» THE EXERCISE
Every line of the material is to be repeated exactly as it stands.

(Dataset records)

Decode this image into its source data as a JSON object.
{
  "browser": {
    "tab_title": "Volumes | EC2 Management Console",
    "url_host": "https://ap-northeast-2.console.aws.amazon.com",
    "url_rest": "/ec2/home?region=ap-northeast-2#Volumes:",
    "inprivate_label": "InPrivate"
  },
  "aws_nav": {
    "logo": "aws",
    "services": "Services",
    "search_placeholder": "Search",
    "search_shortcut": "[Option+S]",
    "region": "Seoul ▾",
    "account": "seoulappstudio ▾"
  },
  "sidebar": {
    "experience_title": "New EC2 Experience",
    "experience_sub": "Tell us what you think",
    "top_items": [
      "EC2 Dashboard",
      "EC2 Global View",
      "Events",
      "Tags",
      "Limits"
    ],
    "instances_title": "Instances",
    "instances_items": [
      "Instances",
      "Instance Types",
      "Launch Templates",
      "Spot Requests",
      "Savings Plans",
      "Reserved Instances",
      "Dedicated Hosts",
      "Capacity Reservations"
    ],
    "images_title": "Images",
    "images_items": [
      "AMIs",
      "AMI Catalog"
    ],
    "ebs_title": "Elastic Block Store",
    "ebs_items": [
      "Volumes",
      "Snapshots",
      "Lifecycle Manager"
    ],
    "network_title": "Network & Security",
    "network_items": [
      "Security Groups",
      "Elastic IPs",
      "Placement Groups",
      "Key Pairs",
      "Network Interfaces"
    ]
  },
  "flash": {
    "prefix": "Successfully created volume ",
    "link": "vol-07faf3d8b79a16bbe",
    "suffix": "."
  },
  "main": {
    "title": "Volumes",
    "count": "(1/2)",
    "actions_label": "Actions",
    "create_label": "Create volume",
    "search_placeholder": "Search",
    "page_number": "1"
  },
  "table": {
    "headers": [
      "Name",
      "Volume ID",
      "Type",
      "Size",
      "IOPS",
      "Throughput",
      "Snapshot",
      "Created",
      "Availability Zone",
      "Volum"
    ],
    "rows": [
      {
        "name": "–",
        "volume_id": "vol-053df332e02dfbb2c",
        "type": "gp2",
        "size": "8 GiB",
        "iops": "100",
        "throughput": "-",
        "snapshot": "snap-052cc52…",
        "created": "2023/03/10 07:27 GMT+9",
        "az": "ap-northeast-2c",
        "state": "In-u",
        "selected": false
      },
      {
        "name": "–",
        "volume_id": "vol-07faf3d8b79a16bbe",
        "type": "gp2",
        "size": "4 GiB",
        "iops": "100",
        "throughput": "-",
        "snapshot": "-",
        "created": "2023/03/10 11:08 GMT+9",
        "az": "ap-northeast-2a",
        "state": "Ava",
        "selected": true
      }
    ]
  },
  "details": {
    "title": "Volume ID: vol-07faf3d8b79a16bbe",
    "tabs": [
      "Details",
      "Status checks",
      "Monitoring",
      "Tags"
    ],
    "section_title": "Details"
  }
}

» CORRECT RESPONSE
Decode this image into its source data as a JSON object.
{
  "browser": {
    "tab_title": "Volumes | EC2 Management Console",
    "url_host": "https://ap-northeast-2.console.aws.amazon.com",
    "url_rest": "/ec2/home?region=ap-northeast-2#Volumes:",
    "inprivate_label": "InPrivate"
  },
  "aws_nav": {
    "logo": "aws",
    "services": "Services",
    "search_placeholder": "Search",
    "search_shortcut": "[Option+S]",
    "region": "Seoul ▾",
    "account": "seoulappstudio ▾"
  },
  "sidebar": {
    "experience_title": "New EC2 Experience",
    "experience_sub": "Tell us what you think",
    "top_items": [
      "EC2 Dashboard",
      "EC2 Global View",
      "Events",
      "Tags",
      "Limits"
    ],
    "instances_title": "Instances",
    "instances_items": [
      "Instances",
      "Instance Types",
      "Launch Templates",
      "Spot Requests",
      "Savings Plans",
      "Reserved Instances",
      "Dedicated Hosts",
      "Capacity Reservations"
    ],
    "images_title": "Images",
    "images_items": [
      "AMIs",
      "AMI Catalog"
    ],
    "ebs_title": "Elastic Block Store",
    "ebs_items": [
      "Volumes",
      "Snapshots",
      "Lifecycle Manager"
    ],
    "network_title": "Network & Security",
    "network_items": [
      "Security Groups",
      "Elastic IPs",
      "Placement Groups",
      "Key Pairs",
      "Network Interfaces"
    ]
  },
  "flash": {
    "prefix": "Successfully created volume ",
    "link": "vol-07faf3d8b79a16bbe",
    "suffix": "."
  },
  "main": {
    "title": "Volumes",
    "count": "(1/2)",
    "actions_label": "Actions",
    "create_label": "Create volume",
    "search_placeholder": "Search",
    "page_number": "1"
  },
  "table": {
    "headers": [
      "Name",
      "Volume ID",
      "Type",
      "Size",
      "IOPS",
      "Throughput",
      "Snapshot",
      "Created",
      "Availability Zone",
      "Volum"
    ],
    "rows": [
      {
        "name": "–",
        "volume_id": "vol-053df332e02dfbb2c",
        "type": "gp2",
        "size": "8 GiB",
        "iops": "100",
        "throughput": "-",
        "snapshot": "snap-052cc52…",
        "created": "2023/03/10 07:27 GMT+9",
        "az": "ap-northeast-2c",
        "state": "In-u",
        "selected": false
      },
      {
        "name": "–",
        "volume_id": "vol-07faf3d8b79a16bbe",
        "type": "gp2",
        "size": "4 GiB",
        "iops": "100",
        "throughput": "-",
        "snapshot": "-",
        "created": "2023/03/10 11:08 GMT+9",
        "az": "ap-northeast-2a",
        "state": "Ava",
        "selected": true
      }
    ]
  },
  "details": {
    "title": "Volume ID: vol-07faf3d8b79a16bbe",
    "tabs": [
      "Details",
      "Status checks",
      "Monitoring",
      "Tags"
    ],
    "section_title": "Details"
  }
}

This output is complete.